SUPPLIED DATA>
==*==

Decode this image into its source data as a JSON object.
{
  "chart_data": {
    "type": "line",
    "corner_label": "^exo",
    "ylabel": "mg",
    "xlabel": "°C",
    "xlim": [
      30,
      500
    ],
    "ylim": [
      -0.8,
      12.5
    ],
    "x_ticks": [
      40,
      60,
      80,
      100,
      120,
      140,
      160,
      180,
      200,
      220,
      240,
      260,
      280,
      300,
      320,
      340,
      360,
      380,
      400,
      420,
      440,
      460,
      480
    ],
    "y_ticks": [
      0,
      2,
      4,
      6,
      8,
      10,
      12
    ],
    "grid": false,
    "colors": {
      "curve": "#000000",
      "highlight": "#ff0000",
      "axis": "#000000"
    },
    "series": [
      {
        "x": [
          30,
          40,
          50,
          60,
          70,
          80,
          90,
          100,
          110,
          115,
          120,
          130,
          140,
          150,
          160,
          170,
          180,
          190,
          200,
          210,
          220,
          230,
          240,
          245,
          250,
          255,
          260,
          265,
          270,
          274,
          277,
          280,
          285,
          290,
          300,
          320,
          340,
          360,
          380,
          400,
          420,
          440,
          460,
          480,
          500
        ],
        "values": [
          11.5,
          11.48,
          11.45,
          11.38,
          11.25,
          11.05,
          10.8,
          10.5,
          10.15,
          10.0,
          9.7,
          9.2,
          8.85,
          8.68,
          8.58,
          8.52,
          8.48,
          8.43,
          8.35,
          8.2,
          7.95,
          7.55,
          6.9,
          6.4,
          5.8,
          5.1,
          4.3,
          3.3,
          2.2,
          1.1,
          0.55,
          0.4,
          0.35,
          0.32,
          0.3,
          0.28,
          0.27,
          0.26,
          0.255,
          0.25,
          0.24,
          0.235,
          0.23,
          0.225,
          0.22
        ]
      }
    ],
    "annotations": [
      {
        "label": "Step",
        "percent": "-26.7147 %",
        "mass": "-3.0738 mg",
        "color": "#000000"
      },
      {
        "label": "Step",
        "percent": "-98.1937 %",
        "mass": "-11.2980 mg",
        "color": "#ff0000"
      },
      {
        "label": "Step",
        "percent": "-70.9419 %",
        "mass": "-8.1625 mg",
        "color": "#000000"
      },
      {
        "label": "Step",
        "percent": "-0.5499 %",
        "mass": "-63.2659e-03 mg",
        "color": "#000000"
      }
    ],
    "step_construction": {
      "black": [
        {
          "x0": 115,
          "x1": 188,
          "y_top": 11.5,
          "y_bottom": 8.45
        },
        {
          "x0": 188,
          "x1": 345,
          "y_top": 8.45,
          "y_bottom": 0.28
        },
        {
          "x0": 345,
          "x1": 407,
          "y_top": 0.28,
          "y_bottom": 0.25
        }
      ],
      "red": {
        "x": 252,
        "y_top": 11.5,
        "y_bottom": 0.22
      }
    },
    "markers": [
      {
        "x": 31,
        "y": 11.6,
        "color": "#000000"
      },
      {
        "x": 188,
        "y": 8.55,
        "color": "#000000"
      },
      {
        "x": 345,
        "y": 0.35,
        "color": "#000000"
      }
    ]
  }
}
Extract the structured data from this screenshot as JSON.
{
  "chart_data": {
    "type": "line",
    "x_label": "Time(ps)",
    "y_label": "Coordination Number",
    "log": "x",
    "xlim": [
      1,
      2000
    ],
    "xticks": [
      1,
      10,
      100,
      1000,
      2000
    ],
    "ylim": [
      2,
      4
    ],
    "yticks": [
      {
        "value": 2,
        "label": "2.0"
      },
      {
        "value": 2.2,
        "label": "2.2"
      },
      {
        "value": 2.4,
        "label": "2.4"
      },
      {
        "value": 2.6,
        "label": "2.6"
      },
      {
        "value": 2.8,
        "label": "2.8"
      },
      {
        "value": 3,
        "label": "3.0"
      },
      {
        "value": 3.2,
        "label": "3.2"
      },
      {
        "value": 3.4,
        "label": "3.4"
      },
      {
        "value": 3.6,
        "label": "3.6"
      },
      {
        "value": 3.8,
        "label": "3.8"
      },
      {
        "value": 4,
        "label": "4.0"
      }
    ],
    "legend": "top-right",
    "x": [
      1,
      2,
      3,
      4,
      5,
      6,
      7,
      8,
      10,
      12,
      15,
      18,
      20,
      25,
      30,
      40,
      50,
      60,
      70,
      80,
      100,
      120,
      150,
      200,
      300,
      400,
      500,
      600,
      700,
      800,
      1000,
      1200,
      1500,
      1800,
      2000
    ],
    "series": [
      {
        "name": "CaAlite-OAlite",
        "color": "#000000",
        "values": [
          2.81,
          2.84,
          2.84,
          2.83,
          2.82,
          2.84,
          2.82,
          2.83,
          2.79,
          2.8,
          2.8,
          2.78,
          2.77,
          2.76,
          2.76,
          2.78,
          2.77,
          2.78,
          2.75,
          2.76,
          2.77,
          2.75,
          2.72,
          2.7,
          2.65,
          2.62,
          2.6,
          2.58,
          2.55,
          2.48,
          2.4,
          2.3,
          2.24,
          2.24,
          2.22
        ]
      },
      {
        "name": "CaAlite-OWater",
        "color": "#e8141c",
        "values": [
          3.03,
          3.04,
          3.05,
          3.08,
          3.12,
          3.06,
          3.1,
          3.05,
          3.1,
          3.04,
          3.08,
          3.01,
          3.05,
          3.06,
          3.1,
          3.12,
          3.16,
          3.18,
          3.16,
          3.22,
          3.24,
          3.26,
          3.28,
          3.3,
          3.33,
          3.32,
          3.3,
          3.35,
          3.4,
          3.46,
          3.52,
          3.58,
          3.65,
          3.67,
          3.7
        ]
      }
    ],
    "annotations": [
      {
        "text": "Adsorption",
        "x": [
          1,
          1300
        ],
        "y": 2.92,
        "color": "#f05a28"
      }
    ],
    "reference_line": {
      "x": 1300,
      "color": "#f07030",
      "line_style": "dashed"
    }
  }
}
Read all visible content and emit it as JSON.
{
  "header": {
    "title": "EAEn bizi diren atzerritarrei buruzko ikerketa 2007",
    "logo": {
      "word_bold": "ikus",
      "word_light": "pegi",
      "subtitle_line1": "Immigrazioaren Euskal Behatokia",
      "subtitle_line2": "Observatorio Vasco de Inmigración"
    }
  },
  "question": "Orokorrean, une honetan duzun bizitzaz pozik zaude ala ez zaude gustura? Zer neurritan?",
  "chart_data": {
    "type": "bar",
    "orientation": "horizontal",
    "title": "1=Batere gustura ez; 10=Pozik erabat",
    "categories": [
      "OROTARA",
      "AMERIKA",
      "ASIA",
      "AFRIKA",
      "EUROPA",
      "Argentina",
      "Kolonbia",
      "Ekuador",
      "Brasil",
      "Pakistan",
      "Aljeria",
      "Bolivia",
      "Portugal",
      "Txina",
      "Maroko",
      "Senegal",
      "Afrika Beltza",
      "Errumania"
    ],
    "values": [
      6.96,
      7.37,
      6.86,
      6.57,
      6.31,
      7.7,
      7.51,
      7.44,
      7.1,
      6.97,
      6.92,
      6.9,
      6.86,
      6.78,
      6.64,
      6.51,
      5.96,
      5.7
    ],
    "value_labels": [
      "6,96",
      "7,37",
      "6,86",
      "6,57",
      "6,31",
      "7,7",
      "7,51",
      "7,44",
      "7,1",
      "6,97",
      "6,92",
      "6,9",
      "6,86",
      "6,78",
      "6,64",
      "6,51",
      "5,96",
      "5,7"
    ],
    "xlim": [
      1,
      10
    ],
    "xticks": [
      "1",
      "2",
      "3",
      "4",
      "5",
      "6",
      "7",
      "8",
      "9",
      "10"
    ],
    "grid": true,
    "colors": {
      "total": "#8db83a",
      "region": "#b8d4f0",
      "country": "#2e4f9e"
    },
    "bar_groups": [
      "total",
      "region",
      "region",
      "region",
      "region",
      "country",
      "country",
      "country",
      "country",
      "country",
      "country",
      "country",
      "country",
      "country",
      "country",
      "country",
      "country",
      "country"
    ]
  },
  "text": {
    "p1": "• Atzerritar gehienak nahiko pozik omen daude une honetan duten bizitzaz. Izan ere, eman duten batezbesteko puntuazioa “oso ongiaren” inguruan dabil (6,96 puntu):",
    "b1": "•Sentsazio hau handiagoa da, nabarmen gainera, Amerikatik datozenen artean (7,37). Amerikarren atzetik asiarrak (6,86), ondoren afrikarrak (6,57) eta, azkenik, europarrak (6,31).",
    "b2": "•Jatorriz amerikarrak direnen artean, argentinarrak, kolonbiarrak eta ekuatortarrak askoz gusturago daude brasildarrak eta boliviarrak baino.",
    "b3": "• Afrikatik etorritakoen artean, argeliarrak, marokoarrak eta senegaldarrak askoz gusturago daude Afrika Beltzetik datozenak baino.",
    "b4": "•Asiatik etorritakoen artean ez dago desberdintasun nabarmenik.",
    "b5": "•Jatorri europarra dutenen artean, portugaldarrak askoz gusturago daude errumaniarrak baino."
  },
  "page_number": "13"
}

==*==

PROBLEM TO WORK ON>
Filter the records above for "honetan" and copy every matching line.

ANSWER TO THIS PROBLEM>
  "question": "Orokorrean, une honetan duzun bizitzaz pozik zaude ala ez zaude gustura? Zer neurritan?",
    "p1": "• Atzerritar gehienak nahiko pozik omen daude une honetan duten bizitzaz. Izan ere, eman duten batezbesteko puntuazioa “oso ongiaren” inguruan dabil (6,96 puntu):",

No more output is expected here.